Stored records
########################################

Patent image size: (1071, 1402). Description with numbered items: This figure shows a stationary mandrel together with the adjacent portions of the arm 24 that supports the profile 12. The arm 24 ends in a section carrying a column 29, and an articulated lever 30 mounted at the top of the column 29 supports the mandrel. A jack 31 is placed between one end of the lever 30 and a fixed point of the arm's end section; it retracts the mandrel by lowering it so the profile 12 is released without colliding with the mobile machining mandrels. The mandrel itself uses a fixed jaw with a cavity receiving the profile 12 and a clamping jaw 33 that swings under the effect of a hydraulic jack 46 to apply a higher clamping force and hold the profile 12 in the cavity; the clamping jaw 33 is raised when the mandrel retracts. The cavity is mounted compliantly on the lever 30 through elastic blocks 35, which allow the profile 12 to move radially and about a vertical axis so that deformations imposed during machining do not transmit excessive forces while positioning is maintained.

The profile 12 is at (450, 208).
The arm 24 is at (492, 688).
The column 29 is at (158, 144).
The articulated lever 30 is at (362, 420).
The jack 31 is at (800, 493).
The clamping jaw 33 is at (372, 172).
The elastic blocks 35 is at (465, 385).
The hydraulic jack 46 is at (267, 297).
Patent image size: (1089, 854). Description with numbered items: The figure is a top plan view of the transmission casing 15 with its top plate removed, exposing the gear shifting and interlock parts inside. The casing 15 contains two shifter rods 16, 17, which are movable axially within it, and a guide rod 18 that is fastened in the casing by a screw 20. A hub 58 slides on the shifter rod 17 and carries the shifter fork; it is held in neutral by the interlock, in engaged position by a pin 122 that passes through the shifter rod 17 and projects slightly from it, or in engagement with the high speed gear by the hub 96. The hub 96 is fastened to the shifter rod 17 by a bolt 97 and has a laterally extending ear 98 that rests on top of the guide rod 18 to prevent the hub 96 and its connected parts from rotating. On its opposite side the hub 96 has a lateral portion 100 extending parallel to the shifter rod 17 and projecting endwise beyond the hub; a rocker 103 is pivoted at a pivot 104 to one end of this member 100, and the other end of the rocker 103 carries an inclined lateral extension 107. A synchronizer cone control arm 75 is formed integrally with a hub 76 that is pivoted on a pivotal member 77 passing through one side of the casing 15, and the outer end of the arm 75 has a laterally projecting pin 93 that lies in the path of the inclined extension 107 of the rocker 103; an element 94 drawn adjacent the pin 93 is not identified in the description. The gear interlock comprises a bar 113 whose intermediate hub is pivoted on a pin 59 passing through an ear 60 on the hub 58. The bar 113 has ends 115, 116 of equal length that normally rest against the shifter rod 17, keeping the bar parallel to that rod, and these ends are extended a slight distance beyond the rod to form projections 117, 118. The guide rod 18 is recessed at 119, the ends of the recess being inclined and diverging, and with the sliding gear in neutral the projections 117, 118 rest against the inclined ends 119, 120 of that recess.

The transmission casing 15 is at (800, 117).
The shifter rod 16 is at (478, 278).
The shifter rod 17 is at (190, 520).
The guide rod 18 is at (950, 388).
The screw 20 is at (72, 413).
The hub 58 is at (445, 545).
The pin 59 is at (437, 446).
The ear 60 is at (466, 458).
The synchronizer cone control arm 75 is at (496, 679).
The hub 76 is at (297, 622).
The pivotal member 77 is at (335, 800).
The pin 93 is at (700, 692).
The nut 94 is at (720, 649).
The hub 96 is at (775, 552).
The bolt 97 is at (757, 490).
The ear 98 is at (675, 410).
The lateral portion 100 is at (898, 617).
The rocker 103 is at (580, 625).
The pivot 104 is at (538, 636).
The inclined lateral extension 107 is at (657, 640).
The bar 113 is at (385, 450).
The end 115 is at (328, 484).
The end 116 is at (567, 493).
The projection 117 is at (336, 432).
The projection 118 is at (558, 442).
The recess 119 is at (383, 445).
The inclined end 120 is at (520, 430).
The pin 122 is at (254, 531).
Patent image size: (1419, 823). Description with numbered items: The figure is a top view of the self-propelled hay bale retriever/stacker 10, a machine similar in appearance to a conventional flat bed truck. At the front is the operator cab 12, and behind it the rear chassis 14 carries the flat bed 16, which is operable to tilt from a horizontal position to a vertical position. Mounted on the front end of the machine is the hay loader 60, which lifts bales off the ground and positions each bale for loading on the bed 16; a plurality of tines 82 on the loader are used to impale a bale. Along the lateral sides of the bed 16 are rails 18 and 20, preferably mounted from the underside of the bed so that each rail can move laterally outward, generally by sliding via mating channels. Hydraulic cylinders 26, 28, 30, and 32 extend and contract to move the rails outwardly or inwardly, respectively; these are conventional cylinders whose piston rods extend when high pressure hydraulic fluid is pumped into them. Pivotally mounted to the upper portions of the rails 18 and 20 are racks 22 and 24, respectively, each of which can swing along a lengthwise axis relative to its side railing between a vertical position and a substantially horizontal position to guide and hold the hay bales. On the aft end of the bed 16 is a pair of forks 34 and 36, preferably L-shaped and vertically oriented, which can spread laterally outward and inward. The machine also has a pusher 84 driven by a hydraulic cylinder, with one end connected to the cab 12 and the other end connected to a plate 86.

########################################

Short task:
Reproduce the rows word for word, starting with the first row and stopping after the row that contains "The hydraulic jack 46 is at (267, 297).". Include both of those rows.

Output of the exercise:
Patent image size: (1071, 1402). Description with numbered items: This figure shows a stationary mandrel together with the adjacent portions of the arm 24 that supports the profile 12. The arm 24 ends in a section carrying a column 29, and an articulated lever 30 mounted at the top of the column 29 supports the mandrel. A jack 31 is placed between one end of the lever 30 and a fixed point of the arm's end section; it retracts the mandrel by lowering it so the profile 12 is released without colliding with the mobile machining mandrels. The mandrel itself uses a fixed jaw with a cavity receiving the profile 12 and a clamping jaw 33 that swings under the effect of a hydraulic jack 46 to apply a higher clamping force and hold the profile 12 in the cavity; the clamping jaw 33 is raised when the mandrel retracts. The cavity is mounted compliantly on the lever 30 through elastic blocks 35, which allow the profile 12 to move radially and about a vertical axis so that deformations imposed during machining do not transmit excessive forces while positioning is maintained.

The profile 12 is at (450, 208).
The arm 24 is at (492, 688).
The column 29 is at (158, 144).
The articulated lever 30 is at (362, 420).
The jack 31 is at (800, 493).
The clamping jaw 33 is at (372, 172).
The elastic blocks 35 is at (465, 385).
The hydraulic jack 46 is at (267, 297).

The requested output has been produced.